* Task details
Without including any pictures, write out the listing below exactly.

* Data lines
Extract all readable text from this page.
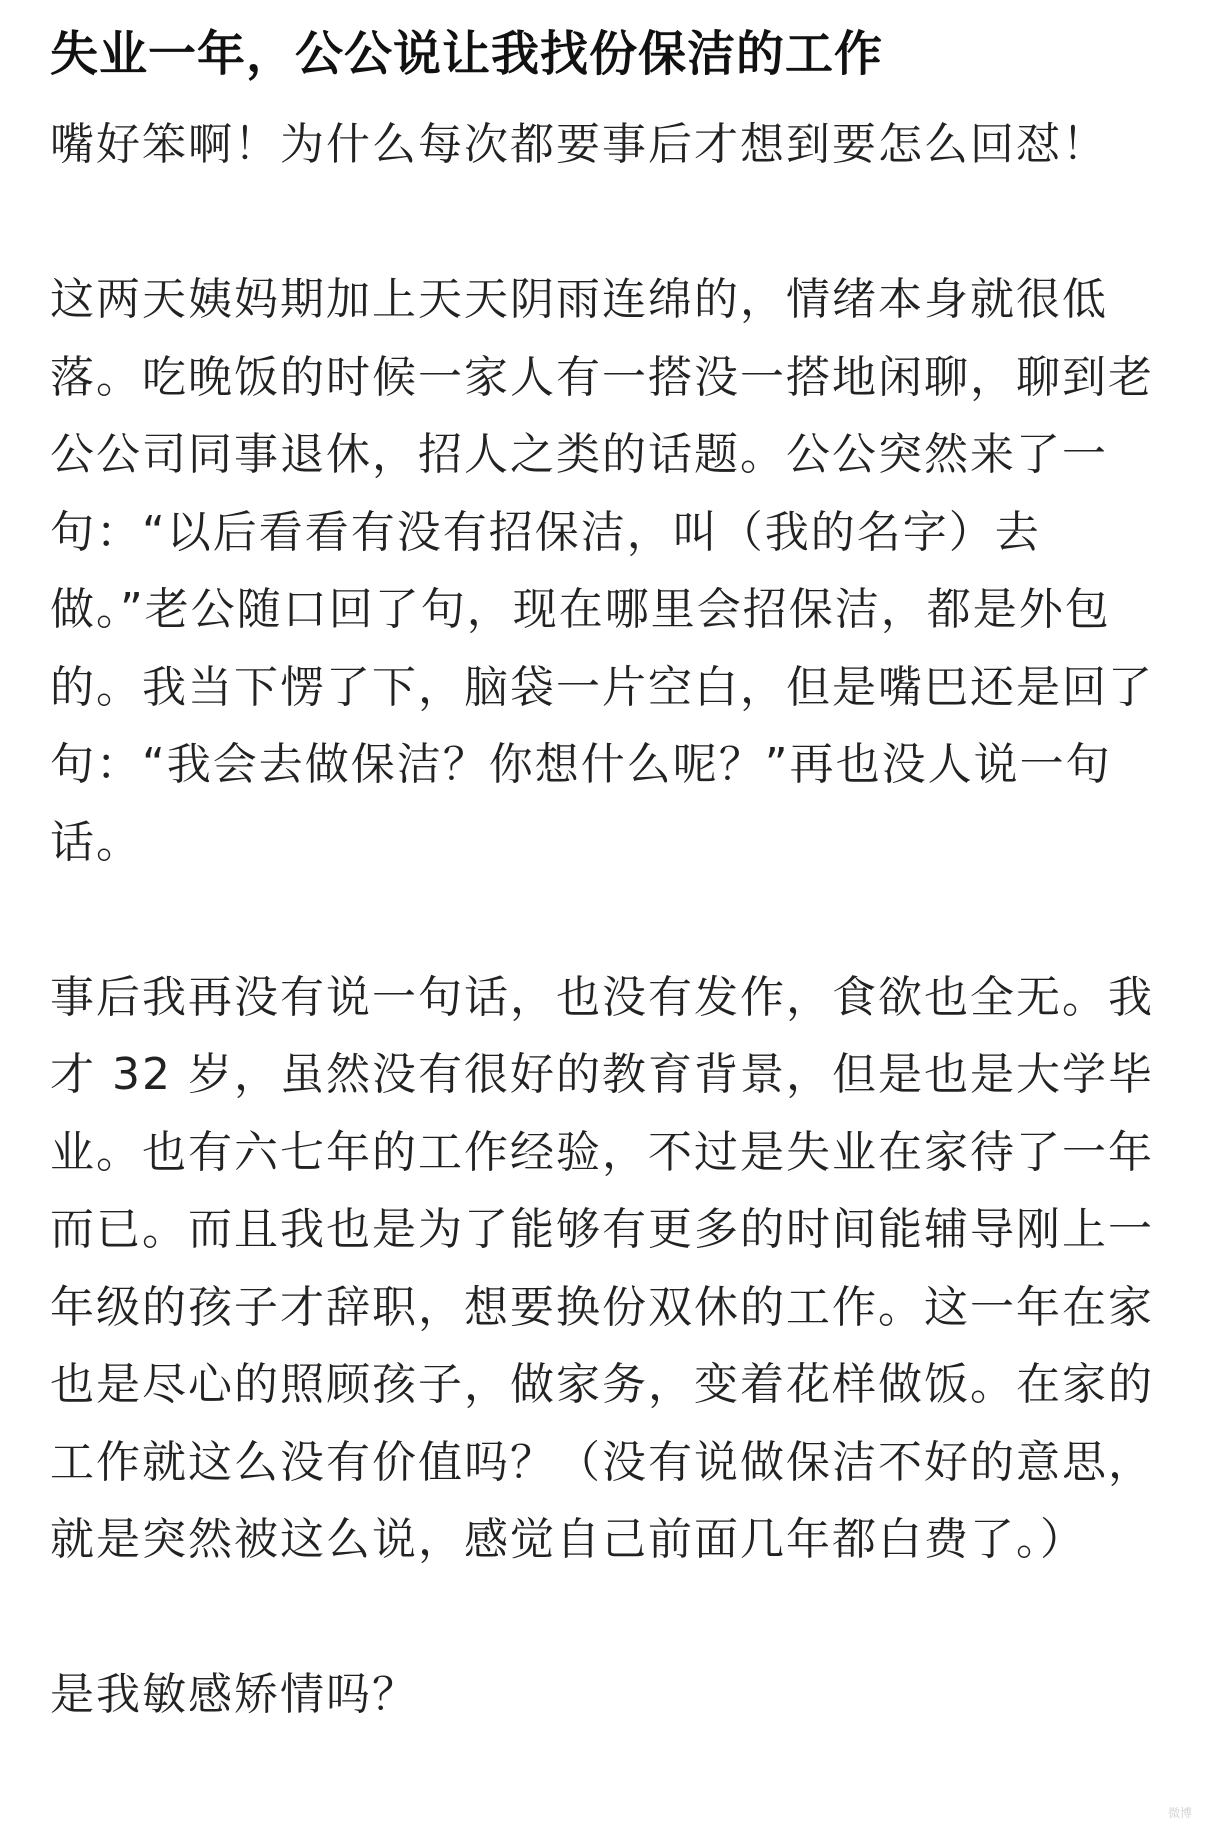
失业一年，公公说让我找份保洁的工作

嘴好笨啊！为什么每次都要事后才想到要怎么回怼！

这两天姨妈期加上天天阴雨连绵的，情绪本身就很低落。吃晚饭的时候一家人有一搭没一搭地闲聊，聊到老公公司同事退休，招人之类的话题。公公突然来了一句：“以后看看有没有招保洁，叫（我的名字）去做。”老公随口回了句，现在哪里会招保洁，都是外包的。我当下愣了下，脑袋一片空白，但是嘴巴还是回了句：“我会去做保洁？你想什么呢？”再也没人说一句话。

事后我再没有说一句话，也没有发作，食欲也全无。我才 32 岁，虽然没有很好的教育背景，但是也是大学毕业。也有六七年的工作经验，不过是失业在家待了一年而已。而且我也是为了能够有更多的时间能辅导刚上一年级的孩子才辞职，想要换份双休的工作。这一年在家也是尽心的照顾孩子，做家务，变着花样做饭。在家的工作就这么没有价值吗？（没有说做保洁不好的意思，就是突然被这么说，感觉自己前面几年都白费了。）

是我敏感矫情吗？

微博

* Answer to this problem
Extract all readable text from this page.
失业一年，公公说让我找份保洁的工作

嘴好笨啊！为什么每次都要事后才想到要怎么回怼！

这两天姨妈期加上天天阴雨连绵的，情绪本身就很低落。吃晚饭的时候一家人有一搭没一搭地闲聊，聊到老公公司同事退休，招人之类的话题。公公突然来了一句：“以后看看有没有招保洁，叫（我的名字）去做。”老公随口回了句，现在哪里会招保洁，都是外包的。我当下愣了下，脑袋一片空白，但是嘴巴还是回了句：“我会去做保洁？你想什么呢？”再也没人说一句话。

事后我再没有说一句话，也没有发作，食欲也全无。我才 32 岁，虽然没有很好的教育背景，但是也是大学毕业。也有六七年的工作经验，不过是失业在家待了一年而已。而且我也是为了能够有更多的时间能辅导刚上一年级的孩子才辞职，想要换份双休的工作。这一年在家也是尽心的照顾孩子，做家务，变着花样做饭。在家的工作就这么没有价值吗？（没有说做保洁不好的意思，就是突然被这么说，感觉自己前面几年都白费了。）

是我敏感矫情吗？

微博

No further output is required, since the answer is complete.